Work to complete:
Copy each line of the records that holds the string "axis".
━━━ Supplied data
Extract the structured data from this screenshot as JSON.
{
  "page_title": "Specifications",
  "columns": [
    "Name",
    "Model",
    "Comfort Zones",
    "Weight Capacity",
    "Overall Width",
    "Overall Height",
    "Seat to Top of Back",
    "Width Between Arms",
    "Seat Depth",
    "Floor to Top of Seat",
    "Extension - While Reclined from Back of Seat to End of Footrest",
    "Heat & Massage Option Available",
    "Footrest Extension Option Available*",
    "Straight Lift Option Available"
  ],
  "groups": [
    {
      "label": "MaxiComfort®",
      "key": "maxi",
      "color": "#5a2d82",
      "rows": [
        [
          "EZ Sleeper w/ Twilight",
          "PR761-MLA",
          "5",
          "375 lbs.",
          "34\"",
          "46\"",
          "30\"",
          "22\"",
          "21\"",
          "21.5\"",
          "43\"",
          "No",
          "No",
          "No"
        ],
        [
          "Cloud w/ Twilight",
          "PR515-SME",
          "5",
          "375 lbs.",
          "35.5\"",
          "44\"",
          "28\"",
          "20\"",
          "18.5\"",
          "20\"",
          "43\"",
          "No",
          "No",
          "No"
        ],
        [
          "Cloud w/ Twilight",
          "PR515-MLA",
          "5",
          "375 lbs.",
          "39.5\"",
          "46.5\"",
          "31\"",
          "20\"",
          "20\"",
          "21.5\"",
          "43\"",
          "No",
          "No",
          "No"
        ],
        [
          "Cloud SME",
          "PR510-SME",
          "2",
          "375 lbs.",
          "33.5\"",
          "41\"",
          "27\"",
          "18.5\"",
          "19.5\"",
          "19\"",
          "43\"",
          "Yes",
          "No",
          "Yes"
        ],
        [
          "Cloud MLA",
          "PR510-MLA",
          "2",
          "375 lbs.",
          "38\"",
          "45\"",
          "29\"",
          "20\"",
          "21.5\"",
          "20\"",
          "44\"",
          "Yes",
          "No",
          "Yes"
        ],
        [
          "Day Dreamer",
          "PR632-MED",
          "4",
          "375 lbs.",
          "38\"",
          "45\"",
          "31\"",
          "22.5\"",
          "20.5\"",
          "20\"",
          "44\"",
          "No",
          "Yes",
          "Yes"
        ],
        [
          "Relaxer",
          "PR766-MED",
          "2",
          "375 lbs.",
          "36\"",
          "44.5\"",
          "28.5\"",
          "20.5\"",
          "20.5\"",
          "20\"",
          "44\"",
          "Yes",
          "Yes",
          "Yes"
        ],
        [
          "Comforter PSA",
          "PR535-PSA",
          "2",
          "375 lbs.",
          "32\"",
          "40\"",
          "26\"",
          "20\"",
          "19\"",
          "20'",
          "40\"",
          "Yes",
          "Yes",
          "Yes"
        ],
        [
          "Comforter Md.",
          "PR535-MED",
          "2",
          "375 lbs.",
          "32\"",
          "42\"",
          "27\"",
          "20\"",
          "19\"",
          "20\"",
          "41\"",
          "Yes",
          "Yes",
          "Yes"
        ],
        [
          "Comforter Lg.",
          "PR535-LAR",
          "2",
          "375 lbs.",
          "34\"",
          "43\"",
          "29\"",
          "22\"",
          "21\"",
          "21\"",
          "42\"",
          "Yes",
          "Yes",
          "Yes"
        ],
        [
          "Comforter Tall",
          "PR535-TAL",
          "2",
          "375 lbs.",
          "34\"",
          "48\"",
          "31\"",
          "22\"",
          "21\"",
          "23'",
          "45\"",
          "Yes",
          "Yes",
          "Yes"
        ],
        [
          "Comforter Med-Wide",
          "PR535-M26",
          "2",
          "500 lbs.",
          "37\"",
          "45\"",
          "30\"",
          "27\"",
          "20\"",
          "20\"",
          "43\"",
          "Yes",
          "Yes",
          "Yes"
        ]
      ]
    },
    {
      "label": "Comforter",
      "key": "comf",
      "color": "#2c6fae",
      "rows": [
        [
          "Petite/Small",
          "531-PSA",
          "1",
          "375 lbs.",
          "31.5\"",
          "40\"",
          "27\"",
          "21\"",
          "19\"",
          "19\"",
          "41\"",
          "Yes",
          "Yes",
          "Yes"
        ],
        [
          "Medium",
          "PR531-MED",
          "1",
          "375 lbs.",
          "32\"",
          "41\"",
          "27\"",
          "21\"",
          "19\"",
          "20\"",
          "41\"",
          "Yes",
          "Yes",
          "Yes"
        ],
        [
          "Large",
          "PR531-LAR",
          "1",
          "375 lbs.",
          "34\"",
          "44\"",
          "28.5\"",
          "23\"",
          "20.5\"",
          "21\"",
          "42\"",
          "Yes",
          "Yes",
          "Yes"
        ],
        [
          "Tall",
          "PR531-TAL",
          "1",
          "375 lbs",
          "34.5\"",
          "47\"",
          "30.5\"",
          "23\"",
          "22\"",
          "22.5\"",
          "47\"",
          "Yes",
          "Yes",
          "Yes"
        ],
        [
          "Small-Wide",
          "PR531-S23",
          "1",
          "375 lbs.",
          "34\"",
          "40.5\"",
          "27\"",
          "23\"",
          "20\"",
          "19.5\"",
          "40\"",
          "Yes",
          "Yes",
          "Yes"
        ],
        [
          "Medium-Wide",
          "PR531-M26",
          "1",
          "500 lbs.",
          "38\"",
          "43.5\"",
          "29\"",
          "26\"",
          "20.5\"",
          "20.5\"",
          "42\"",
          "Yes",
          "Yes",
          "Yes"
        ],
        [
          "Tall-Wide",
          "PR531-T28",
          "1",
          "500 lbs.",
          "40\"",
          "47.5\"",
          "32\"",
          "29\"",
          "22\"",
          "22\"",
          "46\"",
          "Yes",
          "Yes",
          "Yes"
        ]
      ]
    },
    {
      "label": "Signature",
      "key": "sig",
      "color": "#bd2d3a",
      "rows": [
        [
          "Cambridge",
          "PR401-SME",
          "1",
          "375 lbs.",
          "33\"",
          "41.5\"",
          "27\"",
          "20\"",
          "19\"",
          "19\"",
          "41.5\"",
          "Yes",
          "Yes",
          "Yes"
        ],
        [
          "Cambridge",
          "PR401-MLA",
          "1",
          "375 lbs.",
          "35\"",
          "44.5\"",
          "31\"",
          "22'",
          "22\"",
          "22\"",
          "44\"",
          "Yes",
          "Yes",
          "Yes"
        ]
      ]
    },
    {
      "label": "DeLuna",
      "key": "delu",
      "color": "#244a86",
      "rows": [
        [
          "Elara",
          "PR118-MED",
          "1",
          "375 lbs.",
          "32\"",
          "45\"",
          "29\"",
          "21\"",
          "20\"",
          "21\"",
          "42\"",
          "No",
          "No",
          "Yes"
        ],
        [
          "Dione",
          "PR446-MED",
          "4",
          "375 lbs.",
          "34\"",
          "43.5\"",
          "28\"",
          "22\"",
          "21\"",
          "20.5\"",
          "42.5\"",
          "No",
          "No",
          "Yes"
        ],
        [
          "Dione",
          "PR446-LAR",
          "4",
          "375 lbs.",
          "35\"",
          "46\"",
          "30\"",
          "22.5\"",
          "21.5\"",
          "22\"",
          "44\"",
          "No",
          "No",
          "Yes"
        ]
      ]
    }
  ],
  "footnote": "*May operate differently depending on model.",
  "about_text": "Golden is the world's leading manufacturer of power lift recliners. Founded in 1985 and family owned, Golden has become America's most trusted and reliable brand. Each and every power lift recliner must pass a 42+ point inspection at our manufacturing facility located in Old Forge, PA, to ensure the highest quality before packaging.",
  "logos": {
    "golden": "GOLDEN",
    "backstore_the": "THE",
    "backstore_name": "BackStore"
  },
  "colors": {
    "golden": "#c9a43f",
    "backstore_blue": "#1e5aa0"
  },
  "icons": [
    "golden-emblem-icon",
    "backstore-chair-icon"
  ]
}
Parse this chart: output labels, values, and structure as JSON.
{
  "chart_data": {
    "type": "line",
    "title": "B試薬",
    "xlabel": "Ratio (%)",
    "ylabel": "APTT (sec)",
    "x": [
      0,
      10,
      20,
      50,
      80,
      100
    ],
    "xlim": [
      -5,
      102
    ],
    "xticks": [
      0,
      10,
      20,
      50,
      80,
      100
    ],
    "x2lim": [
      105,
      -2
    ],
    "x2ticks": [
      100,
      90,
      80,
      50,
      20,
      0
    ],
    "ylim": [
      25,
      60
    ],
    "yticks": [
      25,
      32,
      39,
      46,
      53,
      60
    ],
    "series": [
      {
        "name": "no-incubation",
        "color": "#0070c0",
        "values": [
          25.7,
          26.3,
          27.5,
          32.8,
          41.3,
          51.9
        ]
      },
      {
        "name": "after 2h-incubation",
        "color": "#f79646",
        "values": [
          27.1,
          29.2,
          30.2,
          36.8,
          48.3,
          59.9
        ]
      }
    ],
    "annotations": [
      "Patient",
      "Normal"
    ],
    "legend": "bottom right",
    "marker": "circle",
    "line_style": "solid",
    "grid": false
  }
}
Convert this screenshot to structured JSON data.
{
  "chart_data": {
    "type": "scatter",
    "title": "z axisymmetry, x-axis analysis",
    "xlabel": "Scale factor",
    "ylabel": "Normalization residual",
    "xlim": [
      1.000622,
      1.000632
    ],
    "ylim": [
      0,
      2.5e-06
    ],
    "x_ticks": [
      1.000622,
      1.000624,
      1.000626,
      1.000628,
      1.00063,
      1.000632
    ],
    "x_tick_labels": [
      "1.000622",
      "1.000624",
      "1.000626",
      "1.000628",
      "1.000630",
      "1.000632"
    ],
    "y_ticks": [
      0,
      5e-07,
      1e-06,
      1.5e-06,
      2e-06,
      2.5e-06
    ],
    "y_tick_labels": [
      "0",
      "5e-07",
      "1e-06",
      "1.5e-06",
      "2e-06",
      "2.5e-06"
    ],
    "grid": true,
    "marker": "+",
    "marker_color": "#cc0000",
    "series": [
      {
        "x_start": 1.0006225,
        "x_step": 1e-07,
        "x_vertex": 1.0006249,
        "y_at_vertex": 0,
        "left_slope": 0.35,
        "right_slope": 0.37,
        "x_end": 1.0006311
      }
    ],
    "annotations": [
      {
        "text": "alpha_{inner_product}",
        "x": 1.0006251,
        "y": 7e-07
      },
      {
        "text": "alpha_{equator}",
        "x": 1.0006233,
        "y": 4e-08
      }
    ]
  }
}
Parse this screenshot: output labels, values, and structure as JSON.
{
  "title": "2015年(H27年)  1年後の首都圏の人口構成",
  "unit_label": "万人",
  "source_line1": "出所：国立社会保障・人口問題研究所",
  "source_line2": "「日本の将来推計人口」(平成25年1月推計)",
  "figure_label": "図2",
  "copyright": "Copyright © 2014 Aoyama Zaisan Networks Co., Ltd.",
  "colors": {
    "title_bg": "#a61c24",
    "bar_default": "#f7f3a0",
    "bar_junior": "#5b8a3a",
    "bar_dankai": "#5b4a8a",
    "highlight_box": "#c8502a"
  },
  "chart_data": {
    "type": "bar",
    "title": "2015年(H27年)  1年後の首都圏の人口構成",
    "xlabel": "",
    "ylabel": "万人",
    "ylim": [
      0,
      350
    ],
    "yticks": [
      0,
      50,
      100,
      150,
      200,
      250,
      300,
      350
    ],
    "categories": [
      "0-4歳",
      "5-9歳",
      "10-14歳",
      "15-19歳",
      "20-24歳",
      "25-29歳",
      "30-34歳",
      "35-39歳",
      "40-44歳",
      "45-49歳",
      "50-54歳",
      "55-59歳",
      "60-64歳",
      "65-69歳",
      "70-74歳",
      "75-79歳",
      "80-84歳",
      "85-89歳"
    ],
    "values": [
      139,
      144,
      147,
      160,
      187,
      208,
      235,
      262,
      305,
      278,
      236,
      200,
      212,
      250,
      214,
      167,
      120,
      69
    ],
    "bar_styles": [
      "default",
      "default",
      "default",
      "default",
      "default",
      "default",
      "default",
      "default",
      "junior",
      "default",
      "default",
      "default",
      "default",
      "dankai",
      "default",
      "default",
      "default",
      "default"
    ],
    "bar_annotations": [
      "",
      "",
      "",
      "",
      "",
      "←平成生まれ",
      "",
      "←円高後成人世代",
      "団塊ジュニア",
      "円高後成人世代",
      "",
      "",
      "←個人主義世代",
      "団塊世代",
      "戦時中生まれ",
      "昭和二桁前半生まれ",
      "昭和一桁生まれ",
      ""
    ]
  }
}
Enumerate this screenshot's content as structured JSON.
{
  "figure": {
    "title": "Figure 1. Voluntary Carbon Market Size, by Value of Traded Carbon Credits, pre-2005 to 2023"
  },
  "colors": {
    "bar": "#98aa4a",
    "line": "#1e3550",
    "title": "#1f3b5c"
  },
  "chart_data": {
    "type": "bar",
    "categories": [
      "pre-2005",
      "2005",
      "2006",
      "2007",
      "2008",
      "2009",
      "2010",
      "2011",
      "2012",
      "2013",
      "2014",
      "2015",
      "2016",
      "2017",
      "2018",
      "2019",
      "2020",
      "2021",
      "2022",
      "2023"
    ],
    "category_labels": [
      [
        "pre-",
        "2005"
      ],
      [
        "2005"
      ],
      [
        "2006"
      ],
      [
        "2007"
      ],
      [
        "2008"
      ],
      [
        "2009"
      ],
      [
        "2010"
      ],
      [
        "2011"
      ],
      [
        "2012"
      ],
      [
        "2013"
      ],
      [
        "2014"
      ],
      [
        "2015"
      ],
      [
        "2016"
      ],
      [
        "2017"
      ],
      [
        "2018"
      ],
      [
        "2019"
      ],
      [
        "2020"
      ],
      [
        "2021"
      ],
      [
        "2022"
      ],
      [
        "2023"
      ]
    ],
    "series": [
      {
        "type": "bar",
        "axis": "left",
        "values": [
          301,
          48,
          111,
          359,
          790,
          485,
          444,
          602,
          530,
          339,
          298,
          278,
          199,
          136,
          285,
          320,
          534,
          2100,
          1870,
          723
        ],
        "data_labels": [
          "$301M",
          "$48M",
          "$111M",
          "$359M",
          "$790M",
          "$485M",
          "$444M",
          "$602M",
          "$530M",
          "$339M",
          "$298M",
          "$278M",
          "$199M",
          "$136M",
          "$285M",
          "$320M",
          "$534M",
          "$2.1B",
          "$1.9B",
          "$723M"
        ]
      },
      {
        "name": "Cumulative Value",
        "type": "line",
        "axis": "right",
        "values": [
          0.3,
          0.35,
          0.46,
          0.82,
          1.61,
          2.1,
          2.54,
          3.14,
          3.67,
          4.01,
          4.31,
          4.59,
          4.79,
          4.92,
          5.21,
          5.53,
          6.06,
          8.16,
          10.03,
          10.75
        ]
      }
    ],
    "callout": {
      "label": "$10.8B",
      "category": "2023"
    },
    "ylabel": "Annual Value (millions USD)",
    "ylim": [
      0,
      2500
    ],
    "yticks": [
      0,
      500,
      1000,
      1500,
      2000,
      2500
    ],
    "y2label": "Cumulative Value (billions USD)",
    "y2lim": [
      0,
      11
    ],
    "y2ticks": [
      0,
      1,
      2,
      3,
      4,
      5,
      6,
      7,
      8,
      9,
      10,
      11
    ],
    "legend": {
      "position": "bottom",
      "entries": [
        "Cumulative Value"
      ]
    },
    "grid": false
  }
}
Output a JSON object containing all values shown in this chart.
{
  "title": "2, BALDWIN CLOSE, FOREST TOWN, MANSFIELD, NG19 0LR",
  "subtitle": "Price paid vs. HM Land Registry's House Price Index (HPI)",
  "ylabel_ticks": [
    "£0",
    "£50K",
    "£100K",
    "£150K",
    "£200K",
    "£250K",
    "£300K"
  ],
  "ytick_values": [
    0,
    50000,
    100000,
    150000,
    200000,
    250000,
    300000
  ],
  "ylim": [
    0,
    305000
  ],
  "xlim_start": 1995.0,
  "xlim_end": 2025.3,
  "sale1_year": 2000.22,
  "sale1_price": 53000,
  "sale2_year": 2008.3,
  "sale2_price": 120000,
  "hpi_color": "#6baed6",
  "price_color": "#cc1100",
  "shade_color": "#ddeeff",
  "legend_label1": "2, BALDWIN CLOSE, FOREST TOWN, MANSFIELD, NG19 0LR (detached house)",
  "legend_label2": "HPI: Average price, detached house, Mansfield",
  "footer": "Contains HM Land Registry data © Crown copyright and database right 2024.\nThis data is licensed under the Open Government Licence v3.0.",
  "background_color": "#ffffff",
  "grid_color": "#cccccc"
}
━━━━━━
Exercise output:
    "title": "z axisymmetry, x-axis analysis",
        "axis": "left",
        "axis": "right",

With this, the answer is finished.